___ SUPPLIED DATA ___

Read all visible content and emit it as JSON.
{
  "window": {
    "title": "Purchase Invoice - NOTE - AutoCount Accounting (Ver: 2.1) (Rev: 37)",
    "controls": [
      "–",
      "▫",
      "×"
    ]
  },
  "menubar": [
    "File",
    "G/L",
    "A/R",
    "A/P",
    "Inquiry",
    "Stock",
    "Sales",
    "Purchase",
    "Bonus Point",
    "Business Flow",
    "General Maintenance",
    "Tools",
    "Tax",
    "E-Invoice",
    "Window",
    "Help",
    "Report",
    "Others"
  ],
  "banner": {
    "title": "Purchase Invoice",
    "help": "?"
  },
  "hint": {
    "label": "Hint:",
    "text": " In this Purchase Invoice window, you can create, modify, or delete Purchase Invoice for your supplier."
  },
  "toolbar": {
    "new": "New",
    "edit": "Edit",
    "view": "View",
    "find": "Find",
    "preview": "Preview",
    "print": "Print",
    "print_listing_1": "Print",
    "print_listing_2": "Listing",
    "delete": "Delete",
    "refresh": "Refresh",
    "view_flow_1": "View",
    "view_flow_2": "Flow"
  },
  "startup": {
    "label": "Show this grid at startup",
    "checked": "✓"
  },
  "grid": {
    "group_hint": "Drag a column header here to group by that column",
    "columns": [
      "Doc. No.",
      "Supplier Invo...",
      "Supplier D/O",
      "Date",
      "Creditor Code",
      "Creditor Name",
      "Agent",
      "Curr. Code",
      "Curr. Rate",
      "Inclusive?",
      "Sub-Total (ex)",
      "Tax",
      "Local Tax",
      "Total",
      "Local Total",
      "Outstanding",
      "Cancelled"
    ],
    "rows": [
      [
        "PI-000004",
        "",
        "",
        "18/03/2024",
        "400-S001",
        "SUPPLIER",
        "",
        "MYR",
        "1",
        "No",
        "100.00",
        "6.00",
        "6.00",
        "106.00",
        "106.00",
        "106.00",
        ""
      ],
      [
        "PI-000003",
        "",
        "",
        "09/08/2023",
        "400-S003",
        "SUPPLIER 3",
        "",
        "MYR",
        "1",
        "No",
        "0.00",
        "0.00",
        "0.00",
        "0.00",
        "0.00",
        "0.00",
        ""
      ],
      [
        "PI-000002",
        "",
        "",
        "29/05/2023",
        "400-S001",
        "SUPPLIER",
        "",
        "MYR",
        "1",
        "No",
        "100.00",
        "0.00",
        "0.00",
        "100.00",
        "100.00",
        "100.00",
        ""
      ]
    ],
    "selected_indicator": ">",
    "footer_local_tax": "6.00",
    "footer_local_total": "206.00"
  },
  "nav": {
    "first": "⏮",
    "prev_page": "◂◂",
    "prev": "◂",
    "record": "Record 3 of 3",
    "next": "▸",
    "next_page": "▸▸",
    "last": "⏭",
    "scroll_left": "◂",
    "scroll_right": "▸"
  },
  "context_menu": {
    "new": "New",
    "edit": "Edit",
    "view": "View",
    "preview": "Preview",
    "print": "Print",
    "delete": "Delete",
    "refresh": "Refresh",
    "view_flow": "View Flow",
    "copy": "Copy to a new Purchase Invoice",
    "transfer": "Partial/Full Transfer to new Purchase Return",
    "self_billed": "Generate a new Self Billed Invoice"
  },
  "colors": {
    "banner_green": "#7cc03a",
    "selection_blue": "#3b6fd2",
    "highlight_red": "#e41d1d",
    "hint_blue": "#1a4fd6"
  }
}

___
___ SUPPLIED DATA ___

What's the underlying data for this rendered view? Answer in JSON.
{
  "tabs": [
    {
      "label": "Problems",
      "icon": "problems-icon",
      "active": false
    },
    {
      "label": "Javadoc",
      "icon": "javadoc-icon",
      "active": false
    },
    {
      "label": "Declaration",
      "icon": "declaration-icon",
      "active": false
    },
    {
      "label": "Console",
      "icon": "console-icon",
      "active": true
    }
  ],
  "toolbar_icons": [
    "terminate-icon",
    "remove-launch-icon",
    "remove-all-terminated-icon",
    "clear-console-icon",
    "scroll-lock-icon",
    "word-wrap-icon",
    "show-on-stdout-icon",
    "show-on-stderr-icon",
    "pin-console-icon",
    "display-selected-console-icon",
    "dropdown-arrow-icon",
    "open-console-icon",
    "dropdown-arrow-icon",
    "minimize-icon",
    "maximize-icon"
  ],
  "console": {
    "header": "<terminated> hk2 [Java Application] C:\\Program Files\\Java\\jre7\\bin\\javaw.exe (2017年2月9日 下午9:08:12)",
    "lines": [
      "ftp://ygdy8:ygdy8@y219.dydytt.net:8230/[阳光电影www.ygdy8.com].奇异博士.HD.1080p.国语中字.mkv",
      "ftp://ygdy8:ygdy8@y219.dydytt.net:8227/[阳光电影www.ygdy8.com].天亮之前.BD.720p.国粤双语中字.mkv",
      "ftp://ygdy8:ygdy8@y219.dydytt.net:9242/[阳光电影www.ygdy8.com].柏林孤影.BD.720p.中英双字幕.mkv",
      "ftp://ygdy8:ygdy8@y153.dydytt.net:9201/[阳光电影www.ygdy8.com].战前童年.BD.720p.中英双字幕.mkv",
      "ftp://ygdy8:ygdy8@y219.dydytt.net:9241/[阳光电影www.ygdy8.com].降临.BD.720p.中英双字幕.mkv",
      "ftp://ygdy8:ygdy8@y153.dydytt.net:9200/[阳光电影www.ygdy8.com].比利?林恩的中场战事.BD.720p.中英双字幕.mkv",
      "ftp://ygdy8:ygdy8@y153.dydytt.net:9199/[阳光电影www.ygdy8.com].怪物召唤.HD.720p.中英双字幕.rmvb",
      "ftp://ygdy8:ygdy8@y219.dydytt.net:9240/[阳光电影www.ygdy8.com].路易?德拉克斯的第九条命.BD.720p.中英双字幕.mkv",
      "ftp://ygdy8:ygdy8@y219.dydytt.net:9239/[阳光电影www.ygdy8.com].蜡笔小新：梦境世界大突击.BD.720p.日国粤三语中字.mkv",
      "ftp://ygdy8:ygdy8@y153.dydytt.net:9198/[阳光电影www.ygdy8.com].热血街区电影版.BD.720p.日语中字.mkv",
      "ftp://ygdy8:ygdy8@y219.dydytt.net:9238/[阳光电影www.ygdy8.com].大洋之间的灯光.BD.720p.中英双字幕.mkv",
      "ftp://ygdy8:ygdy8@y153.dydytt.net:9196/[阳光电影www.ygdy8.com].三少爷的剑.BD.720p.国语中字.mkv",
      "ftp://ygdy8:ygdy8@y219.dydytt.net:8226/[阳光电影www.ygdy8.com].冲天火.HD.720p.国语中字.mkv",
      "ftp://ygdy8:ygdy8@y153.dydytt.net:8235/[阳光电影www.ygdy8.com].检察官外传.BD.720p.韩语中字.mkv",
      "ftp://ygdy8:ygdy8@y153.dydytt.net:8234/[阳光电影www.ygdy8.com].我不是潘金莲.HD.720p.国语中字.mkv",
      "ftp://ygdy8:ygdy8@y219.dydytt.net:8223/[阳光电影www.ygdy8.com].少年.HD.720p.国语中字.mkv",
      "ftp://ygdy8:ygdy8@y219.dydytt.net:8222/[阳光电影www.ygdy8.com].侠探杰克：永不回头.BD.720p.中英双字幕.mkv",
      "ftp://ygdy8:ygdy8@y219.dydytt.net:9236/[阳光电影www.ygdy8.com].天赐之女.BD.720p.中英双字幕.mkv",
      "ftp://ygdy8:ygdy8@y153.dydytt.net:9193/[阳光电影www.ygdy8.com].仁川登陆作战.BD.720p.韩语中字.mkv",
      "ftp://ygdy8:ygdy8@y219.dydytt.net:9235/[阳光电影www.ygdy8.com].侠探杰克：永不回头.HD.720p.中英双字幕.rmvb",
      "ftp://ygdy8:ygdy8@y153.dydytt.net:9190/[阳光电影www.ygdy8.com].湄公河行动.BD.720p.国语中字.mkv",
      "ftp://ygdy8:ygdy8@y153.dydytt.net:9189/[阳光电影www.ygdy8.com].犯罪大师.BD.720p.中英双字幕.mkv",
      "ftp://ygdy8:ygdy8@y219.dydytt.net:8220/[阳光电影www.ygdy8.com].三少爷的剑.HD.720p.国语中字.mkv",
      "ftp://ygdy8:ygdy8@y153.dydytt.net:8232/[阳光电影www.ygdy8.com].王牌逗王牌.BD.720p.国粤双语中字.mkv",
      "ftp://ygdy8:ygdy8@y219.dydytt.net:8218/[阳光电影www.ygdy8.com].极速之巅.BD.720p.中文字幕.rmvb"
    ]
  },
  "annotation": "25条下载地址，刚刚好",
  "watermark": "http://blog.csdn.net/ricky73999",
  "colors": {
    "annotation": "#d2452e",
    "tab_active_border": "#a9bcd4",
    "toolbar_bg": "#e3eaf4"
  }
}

___

YOUR TASK
Of the lines in the data above, how many contain the word "中英双字幕"? Give only that figure.

ANSWER TO THIS EXERCISE
11